### What to work on
Restate the records below word for word, and omit the images they hold.
## Start Records to process
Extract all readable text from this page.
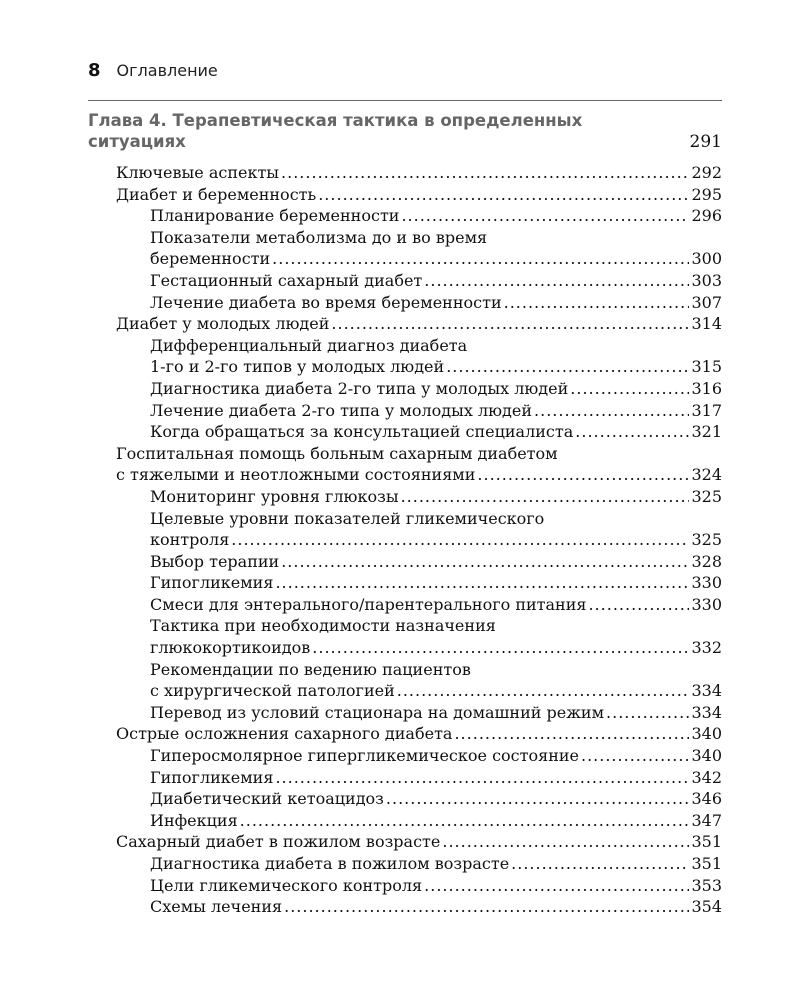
8 Оглавление
Глава 4. Терапевтическая тактика в определенных
ситуациях	291
Ключевые аспекты .....	292
Диабет и беременность .....	295
Планирование беременности .....	296
Показатели метаболизма до и во время
беременности .....	300
Гестационный сахарный диабет .....	303
Лечение диабета во время беременности .....	307
Диабет у молодых людей .....	314
Дифференциальный диагноз диабета
1-го и 2-го типов у молодых людей .....	315
Диагностика диабета 2-го типа у молодых людей .....	316
Лечение диабета 2-го типа у молодых людей .....	317
Когда обращаться за консультацией специалиста .....	321
Госпитальная помощь больным сахарным диабетом
с тяжелыми и неотложными состояниями .....	324
Мониторинг уровня глюкозы .....	325
Целевые уровни показателей гликемического
контроля .....	325
Выбор терапии .....	328
Гипогликемия .....	330
Смеси для энтерального/парентерального питания .....	330
Тактика при необходимости назначения
глюкокортикоидов .....	332
Рекомендации по ведению пациентов
с хирургической патологией .....	334
Перевод из условий стационара на домашний режим .....	334
Острые осложнения сахарного диабета .....	340
Гиперосмолярное гипергликемическое состояние .....	340
Гипогликемия .....	342
Диабетический кетоацидоз .....	346
Инфекция .....	347
Сахарный диабет в пожилом возрасте .....	351
Диагностика диабета в пожилом возрасте .....	351
Цели гликемического контроля .....	353
Схемы лечения .....	354
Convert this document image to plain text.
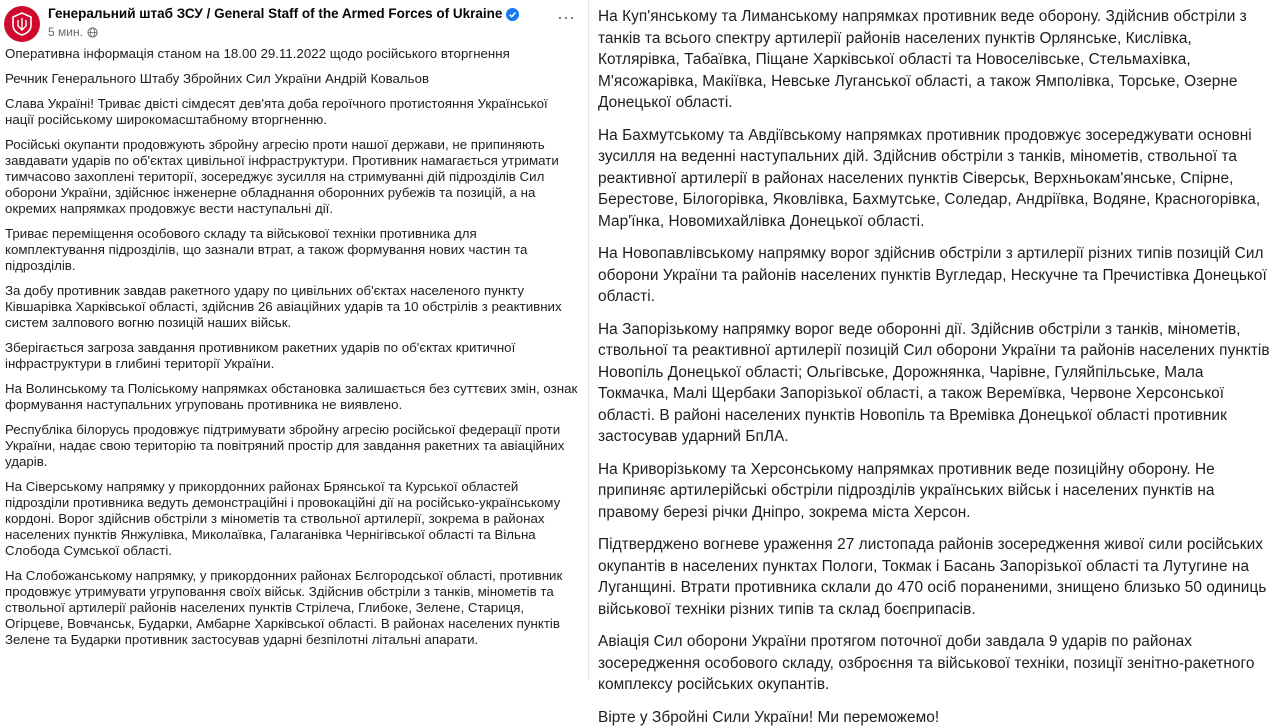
Генеральний штаб ЗСУ / General Staff of the Armed Forces of Ukraine
5 мин.
···

Оперативна інформація станом на 18.00 29.11.2022 щодо російського вторгнення

Речник Генерального Штабу Збройних Сил України Андрій Ковальов

Слава Україні! Триває двісті сімдесят дев'ята доба героїчного протистояння Української нації російському широкомасштабному вторгненню.

Російські окупанти продовжують збройну агресію проти нашої держави, не припиняють завдавати ударів по об'єктах цивільної інфраструктури. Противник намагається утримати тимчасово захоплені території, зосереджує зусилля на стримуванні дій підрозділів Сил оборони України, здійснює інженерне обладнання оборонних рубежів та позицій, а на окремих напрямках продовжує вести наступальні дії.

Триває переміщення особового складу та військової техніки противника для комплектування підрозділів, що зазнали втрат, а також формування нових частин та підрозділів.

За добу противник завдав ракетного удару по цивільних об'єктах населеного пункту Ківшарівка Харківської області, здійснив 26 авіаційних ударів та 10 обстрілів з реактивних систем залпового вогню позицій наших військ.

Зберігається загроза завдання противником ракетних ударів по об'єктах критичної інфраструктури в глибині території України.

На Волинському та Поліському напрямках обстановка залишається без суттєвих змін, ознак формування наступальних угруповань противника не виявлено.

Республіка білорусь продовжує підтримувати збройну агресію російської федерації проти України, надає свою територію та повітряний простір для завдання ракетних та авіаційних ударів.

На Сіверському напрямку у прикордонних районах Брянської та Курської областей підрозділи противника ведуть демонстраційні і провокаційні дії на російсько-українському кордоні. Ворог здійснив обстріли з мінометів та ствольної артилерії, зокрема в районах населених пунктів Янжулівка, Миколаївка, Галаганівка Чернігівської області та Вільна Слобода Сумської області.

На Слобожанському напрямку, у прикордонних районах Бєлгородської області, противник продовжує утримувати угруповання своїх військ. Здійснив обстріли з танків, мінометів та ствольної артилерії районів населених пунктів Стрілеча, Глибоке, Зелене, Стариця, Огірцеве, Вовчанськ, Бударки, Амбарне Харківської області. В районах населених пунктів Зелене та Бударки противник застосував ударні безпілотні літальні апарати.

На Куп'янському та Лиманському напрямках противник веде оборону. Здійснив обстріли з танків та всього спектру артилерії районів населених пунктів Орлянське, Кислівка, Котлярівка, Табаївка, Піщане Харківської області та Новоселівське, Стельмахівка, М'ясожарівка, Макіївка, Невське Луганської області, а також Ямполівка, Торське, Озерне Донецької області.

На Бахмутському та Авдіївському напрямках противник продовжує зосереджувати основні зусилля на веденні наступальних дій. Здійснив обстріли з танків, мінометів, ствольної та реактивної артилерії в районах населених пунктів Сіверськ, Верхньокам'янське, Спірне, Берестове, Білогорівка, Яковлівка, Бахмутське, Соледар, Андріївка, Водяне, Красногорівка, Мар'їнка, Новомихайлівка Донецької області.

На Новопавлівському напрямку ворог здійснив обстріли з артилерії різних типів позицій Сил оборони України та районів населених пунктів Вугледар, Нескучне та Пречистівка Донецької області.

На Запорізькому напрямку ворог веде оборонні дії. Здійснив обстріли з танків, мінометів, ствольної та реактивної артилерії позицій Сил оборони України та районів населених пунктів Новопіль Донецької області; Ольгівське, Дорожнянка, Чарівне, Гуляйпільське, Мала Токмачка, Малі Щербаки Запорізької області, а також Веремївка, Червоне Херсонської області. В районі населених пунктів Новопіль та Времівка Донецької області противник застосував ударний БпЛА.

На Криворізькому та Херсонському напрямках противник веде позиційну оборону. Не припиняє артилерійські обстріли підрозділів українських військ і населених пунктів на правому березі річки Дніпро, зокрема міста Херсон.

Підтверджено вогневе ураження 27 листопада районів зосередження живої сили російських окупантів в населених пунктах Пологи, Токмак і Басань Запорізької області та Лутугине на Луганщині. Втрати противника склали до 470 осіб пораненими, знищено близько 50 одиниць військової техніки різних типів та склад боєприпасів.

Авіація Сил оборони України протягом поточної доби завдала 9 ударів по районах зосередження особового складу, озброєння та військової техніки, позиції зенітно-ракетного комплексу російських окупантів.

Вірте у Збройні Сили України! Ми переможемо!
## End Records to process
### Response below
Extract all readable text from this page.
8 Оглавление
Глава 4. Терапевтическая тактика в определенных
ситуациях	291
Ключевые аспекты .....	292
Диабет и беременность .....	295
Планирование беременности .....	296
Показатели метаболизма до и во время
беременности .....	300
Гестационный сахарный диабет .....	303
Лечение диабета во время беременности .....	307
Диабет у молодых людей .....	314
Дифференциальный диагноз диабета
1-го и 2-го типов у молодых людей .....	315
Диагностика диабета 2-го типа у молодых людей .....	316
Лечение диабета 2-го типа у молодых людей .....	317
Когда обращаться за консультацией специалиста .....	321
Госпитальная помощь больным сахарным диабетом
с тяжелыми и неотложными состояниями .....	324
Мониторинг уровня глюкозы .....	325
Целевые уровни показателей гликемического
контроля .....	325
Выбор терапии .....	328
Гипогликемия .....	330
Смеси для энтерального/парентерального питания .....	330
Тактика при необходимости назначения
глюкокортикоидов .....	332
Рекомендации по ведению пациентов
с хирургической патологией .....	334
Перевод из условий стационара на домашний режим .....	334
Острые осложнения сахарного диабета .....	340
Гиперосмолярное гипергликемическое состояние .....	340
Гипогликемия .....	342
Диабетический кетоацидоз .....	346
Инфекция .....	347
Сахарный диабет в пожилом возрасте .....	351
Диагностика диабета в пожилом возрасте .....	351
Цели гликемического контроля .....	353
Схемы лечения .....	354
Convert this document image to plain text.
Генеральний штаб ЗСУ / General Staff of the Armed Forces of Ukraine
5 мин.
···

Оперативна інформація станом на 18.00 29.11.2022 щодо російського вторгнення

Речник Генерального Штабу Збройних Сил України Андрій Ковальов

Слава Україні! Триває двісті сімдесят дев'ята доба героїчного протистояння Української нації російському широкомасштабному вторгненню.

Російські окупанти продовжують збройну агресію проти нашої держави, не припиняють завдавати ударів по об'єктах цивільної інфраструктури. Противник намагається утримати тимчасово захоплені території, зосереджує зусилля на стримуванні дій підрозділів Сил оборони України, здійснює інженерне обладнання оборонних рубежів та позицій, а на окремих напрямках продовжує вести наступальні дії.

Триває переміщення особового складу та військової техніки противника для комплектування підрозділів, що зазнали втрат, а також формування нових частин та підрозділів.

За добу противник завдав ракетного удару по цивільних об'єктах населеного пункту Ківшарівка Харківської області, здійснив 26 авіаційних ударів та 10 обстрілів з реактивних систем залпового вогню позицій наших військ.

Зберігається загроза завдання противником ракетних ударів по об'єктах критичної інфраструктури в глибині території України.

На Волинському та Поліському напрямках обстановка залишається без суттєвих змін, ознак формування наступальних угруповань противника не виявлено.

Республіка білорусь продовжує підтримувати збройну агресію російської федерації проти України, надає свою територію та повітряний простір для завдання ракетних та авіаційних ударів.

На Сіверському напрямку у прикордонних районах Брянської та Курської областей підрозділи противника ведуть демонстраційні і провокаційні дії на російсько-українському кордоні. Ворог здійснив обстріли з мінометів та ствольної артилерії, зокрема в районах населених пунктів Янжулівка, Миколаївка, Галаганівка Чернігівської області та Вільна Слобода Сумської області.

На Слобожанському напрямку, у прикордонних районах Бєлгородської області, противник продовжує утримувати угруповання своїх військ. Здійснив обстріли з танків, мінометів та ствольної артилерії районів населених пунктів Стрілеча, Глибоке, Зелене, Стариця, Огірцеве, Вовчанськ, Бударки, Амбарне Харківської області. В районах населених пунктів Зелене та Бударки противник застосував ударні безпілотні літальні апарати.

На Куп'янському та Лиманському напрямках противник веде оборону. Здійснив обстріли з танків та всього спектру артилерії районів населених пунктів Орлянське, Кислівка, Котлярівка, Табаївка, Піщане Харківської області та Новоселівське, Стельмахівка, М'ясожарівка, Макіївка, Невське Луганської області, а також Ямполівка, Торське, Озерне Донецької області.

На Бахмутському та Авдіївському напрямках противник продовжує зосереджувати основні зусилля на веденні наступальних дій. Здійснив обстріли з танків, мінометів, ствольної та реактивної артилерії в районах населених пунктів Сіверськ, Верхньокам'янське, Спірне, Берестове, Білогорівка, Яковлівка, Бахмутське, Соледар, Андріївка, Водяне, Красногорівка, Мар'їнка, Новомихайлівка Донецької області.

На Новопавлівському напрямку ворог здійснив обстріли з артилерії різних типів позицій Сил оборони України та районів населених пунктів Вугледар, Нескучне та Пречистівка Донецької області.

На Запорізькому напрямку ворог веде оборонні дії. Здійснив обстріли з танків, мінометів, ствольної та реактивної артилерії позицій Сил оборони України та районів населених пунктів Новопіль Донецької області; Ольгівське, Дорожнянка, Чарівне, Гуляйпільське, Мала Токмачка, Малі Щербаки Запорізької області, а також Веремївка, Червоне Херсонської області. В районі населених пунктів Новопіль та Времівка Донецької області противник застосував ударний БпЛА.

На Криворізькому та Херсонському напрямках противник веде позиційну оборону. Не припиняє артилерійські обстріли підрозділів українських військ і населених пунктів на правому березі річки Дніпро, зокрема міста Херсон.

Підтверджено вогневе ураження 27 листопада районів зосередження живої сили російських окупантів в населених пунктах Пологи, Токмак і Басань Запорізької області та Лутугине на Луганщині. Втрати противника склали до 470 осіб пораненими, знищено близько 50 одиниць військової техніки різних типів та склад боєприпасів.

Авіація Сил оборони України протягом поточної доби завдала 9 ударів по районах зосередження особового складу, озброєння та військової техніки, позиції зенітно-ракетного комплексу російських окупантів.

Вірте у Збройні Сили України! Ми переможемо!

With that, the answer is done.